===== Data entries

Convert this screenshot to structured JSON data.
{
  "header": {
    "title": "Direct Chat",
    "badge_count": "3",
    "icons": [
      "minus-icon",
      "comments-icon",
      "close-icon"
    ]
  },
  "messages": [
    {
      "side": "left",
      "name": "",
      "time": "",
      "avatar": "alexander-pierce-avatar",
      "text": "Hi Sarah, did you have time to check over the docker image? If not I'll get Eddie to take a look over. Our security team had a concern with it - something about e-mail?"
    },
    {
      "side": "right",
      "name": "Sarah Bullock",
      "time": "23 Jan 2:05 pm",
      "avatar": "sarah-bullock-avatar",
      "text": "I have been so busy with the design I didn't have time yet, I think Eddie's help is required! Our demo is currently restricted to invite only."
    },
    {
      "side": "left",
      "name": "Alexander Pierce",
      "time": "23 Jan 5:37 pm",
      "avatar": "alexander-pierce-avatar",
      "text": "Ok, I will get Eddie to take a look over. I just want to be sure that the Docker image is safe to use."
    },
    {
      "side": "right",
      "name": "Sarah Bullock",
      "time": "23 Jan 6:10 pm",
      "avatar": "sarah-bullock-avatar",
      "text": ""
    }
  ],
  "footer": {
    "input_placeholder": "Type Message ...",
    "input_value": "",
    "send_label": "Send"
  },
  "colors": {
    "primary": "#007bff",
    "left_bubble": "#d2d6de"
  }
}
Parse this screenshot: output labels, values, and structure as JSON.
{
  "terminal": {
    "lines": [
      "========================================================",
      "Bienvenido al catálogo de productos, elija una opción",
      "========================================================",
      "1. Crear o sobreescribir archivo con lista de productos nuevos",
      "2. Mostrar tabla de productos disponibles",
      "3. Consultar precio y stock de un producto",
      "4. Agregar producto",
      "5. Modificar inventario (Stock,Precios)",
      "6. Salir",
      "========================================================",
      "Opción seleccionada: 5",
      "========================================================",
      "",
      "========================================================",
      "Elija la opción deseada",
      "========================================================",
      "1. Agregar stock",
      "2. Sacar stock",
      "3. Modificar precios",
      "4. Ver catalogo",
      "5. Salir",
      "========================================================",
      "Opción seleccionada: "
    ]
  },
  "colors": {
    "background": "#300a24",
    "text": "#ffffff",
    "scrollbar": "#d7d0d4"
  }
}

==========

- [Requirement]:
Copy down the material exactly as written.

- [Response for this exercise]:
Convert this screenshot to structured JSON data.
{
  "header": {
    "title": "Direct Chat",
    "badge_count": "3",
    "icons": [
      "minus-icon",
      "comments-icon",
      "close-icon"
    ]
  },
  "messages": [
    {
      "side": "left",
      "name": "",
      "time": "",
      "avatar": "alexander-pierce-avatar",
      "text": "Hi Sarah, did you have time to check over the docker image? If not I'll get Eddie to take a look over. Our security team had a concern with it - something about e-mail?"
    },
    {
      "side": "right",
      "name": "Sarah Bullock",
      "time": "23 Jan 2:05 pm",
      "avatar": "sarah-bullock-avatar",
      "text": "I have been so busy with the design I didn't have time yet, I think Eddie's help is required! Our demo is currently restricted to invite only."
    },
    {
      "side": "left",
      "name": "Alexander Pierce",
      "time": "23 Jan 5:37 pm",
      "avatar": "alexander-pierce-avatar",
      "text": "Ok, I will get Eddie to take a look over. I just want to be sure that the Docker image is safe to use."
    },
    {
      "side": "right",
      "name": "Sarah Bullock",
      "time": "23 Jan 6:10 pm",
      "avatar": "sarah-bullock-avatar",
      "text": ""
    }
  ],
  "footer": {
    "input_placeholder": "Type Message ...",
    "input_value": "",
    "send_label": "Send"
  },
  "colors": {
    "primary": "#007bff",
    "left_bubble": "#d2d6de"
  }
}
Parse this screenshot: output labels, values, and structure as JSON.
{
  "terminal": {
    "lines": [
      "========================================================",
      "Bienvenido al catálogo de productos, elija una opción",
      "========================================================",
      "1. Crear o sobreescribir archivo con lista de productos nuevos",
      "2. Mostrar tabla de productos disponibles",
      "3. Consultar precio y stock de un producto",
      "4. Agregar producto",
      "5. Modificar inventario (Stock,Precios)",
      "6. Salir",
      "========================================================",
      "Opción seleccionada: 5",
      "========================================================",
      "",
      "========================================================",
      "Elija la opción deseada",
      "========================================================",
      "1. Agregar stock",
      "2. Sacar stock",
      "3. Modificar precios",
      "4. Ver catalogo",
      "5. Salir",
      "========================================================",
      "Opción seleccionada: "
    ]
  },
  "colors": {
    "background": "#300a24",
    "text": "#ffffff",
    "scrollbar": "#d7d0d4"
  }
}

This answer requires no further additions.